# WORK TO BE COMPLETED
Using the entries that follow, state how many lines contain the word "versions". The response is that number and nothing more.

# RECORDS SUPPLIED
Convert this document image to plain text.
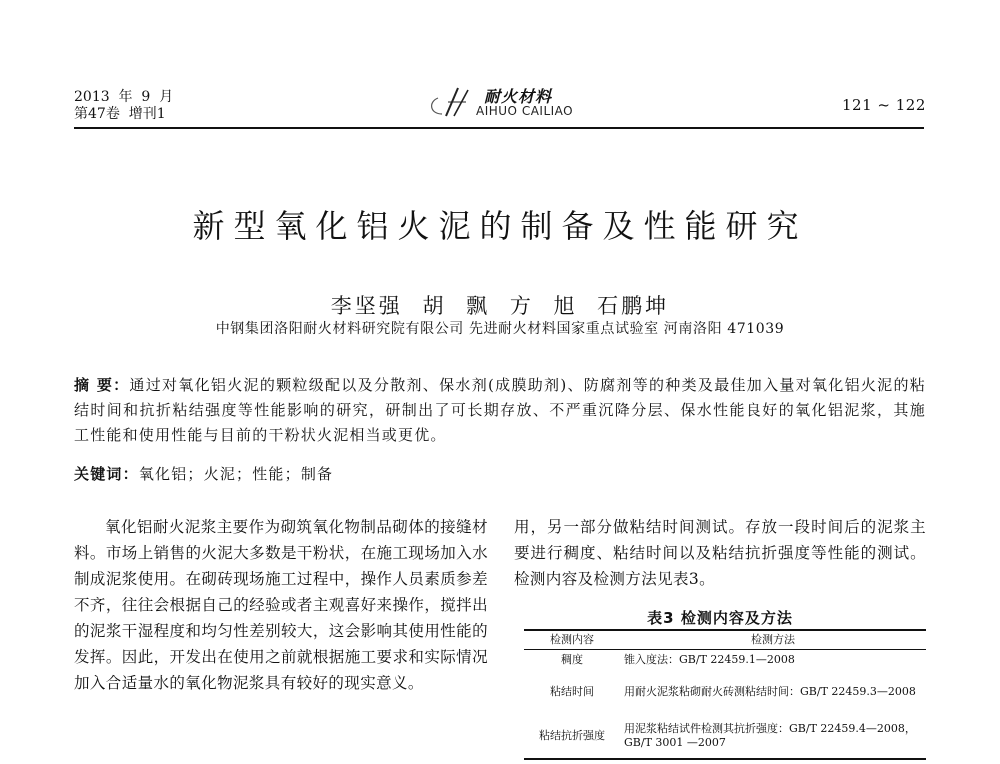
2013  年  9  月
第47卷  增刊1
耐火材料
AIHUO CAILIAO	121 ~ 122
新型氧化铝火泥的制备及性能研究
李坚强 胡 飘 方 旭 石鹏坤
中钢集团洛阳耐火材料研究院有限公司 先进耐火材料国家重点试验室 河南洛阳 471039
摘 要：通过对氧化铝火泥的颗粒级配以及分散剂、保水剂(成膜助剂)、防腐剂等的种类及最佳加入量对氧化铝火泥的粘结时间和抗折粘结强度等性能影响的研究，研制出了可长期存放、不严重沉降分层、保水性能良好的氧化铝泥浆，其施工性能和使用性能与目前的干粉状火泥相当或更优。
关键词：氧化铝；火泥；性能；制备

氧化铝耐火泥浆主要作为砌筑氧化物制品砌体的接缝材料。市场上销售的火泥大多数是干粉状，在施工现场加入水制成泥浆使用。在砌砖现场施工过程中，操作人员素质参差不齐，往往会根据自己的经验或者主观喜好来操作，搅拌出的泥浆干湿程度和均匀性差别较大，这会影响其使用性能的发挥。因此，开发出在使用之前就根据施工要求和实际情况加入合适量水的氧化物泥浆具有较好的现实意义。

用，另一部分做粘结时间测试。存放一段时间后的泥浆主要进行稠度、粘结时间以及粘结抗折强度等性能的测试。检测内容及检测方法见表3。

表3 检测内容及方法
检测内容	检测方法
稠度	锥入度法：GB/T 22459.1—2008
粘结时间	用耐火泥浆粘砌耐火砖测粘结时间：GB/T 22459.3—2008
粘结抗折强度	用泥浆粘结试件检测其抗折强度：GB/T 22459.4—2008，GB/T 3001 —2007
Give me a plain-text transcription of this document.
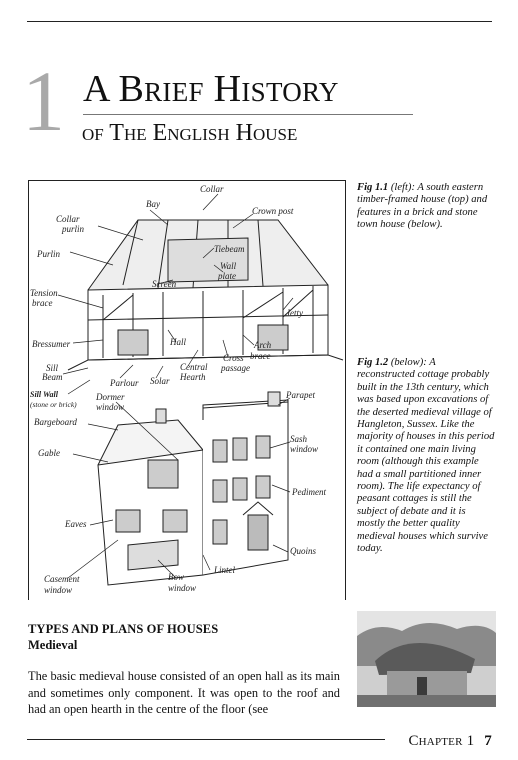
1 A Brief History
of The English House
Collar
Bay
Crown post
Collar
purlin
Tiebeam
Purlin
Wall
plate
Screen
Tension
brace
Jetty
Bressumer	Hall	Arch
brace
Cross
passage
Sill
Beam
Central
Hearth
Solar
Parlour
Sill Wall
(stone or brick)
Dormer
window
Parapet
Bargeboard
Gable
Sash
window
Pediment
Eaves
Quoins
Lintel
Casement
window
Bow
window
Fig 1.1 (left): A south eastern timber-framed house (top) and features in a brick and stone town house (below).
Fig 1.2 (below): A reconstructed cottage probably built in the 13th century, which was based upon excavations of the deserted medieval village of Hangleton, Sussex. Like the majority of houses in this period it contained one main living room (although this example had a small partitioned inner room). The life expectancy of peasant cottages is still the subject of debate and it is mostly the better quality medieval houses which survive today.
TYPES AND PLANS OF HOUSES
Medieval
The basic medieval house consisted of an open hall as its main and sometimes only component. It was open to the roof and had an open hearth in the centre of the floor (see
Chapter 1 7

...

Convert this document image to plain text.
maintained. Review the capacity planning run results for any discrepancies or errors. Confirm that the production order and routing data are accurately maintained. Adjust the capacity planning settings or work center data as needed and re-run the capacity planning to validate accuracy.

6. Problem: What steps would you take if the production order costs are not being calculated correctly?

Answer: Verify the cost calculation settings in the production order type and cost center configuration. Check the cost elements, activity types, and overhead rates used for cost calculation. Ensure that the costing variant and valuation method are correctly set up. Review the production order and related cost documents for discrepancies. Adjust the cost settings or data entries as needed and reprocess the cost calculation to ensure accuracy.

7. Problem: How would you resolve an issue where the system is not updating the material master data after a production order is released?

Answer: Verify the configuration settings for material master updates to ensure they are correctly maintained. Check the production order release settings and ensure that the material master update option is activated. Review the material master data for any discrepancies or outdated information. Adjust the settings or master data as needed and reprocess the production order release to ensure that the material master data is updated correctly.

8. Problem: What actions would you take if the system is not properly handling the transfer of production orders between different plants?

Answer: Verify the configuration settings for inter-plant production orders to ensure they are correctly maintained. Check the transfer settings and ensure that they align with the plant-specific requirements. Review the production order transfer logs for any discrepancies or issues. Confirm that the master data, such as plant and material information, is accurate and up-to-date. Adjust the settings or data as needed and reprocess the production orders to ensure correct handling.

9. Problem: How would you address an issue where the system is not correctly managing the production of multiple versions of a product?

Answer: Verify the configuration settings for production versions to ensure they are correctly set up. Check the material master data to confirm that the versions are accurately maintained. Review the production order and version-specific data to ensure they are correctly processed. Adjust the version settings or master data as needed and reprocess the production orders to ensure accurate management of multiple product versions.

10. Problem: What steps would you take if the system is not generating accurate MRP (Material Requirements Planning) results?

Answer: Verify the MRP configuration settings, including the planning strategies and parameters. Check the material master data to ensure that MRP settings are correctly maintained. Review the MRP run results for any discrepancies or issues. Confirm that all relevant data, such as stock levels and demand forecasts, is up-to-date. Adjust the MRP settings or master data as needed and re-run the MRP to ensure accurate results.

# EXERCISE RESPONSE
2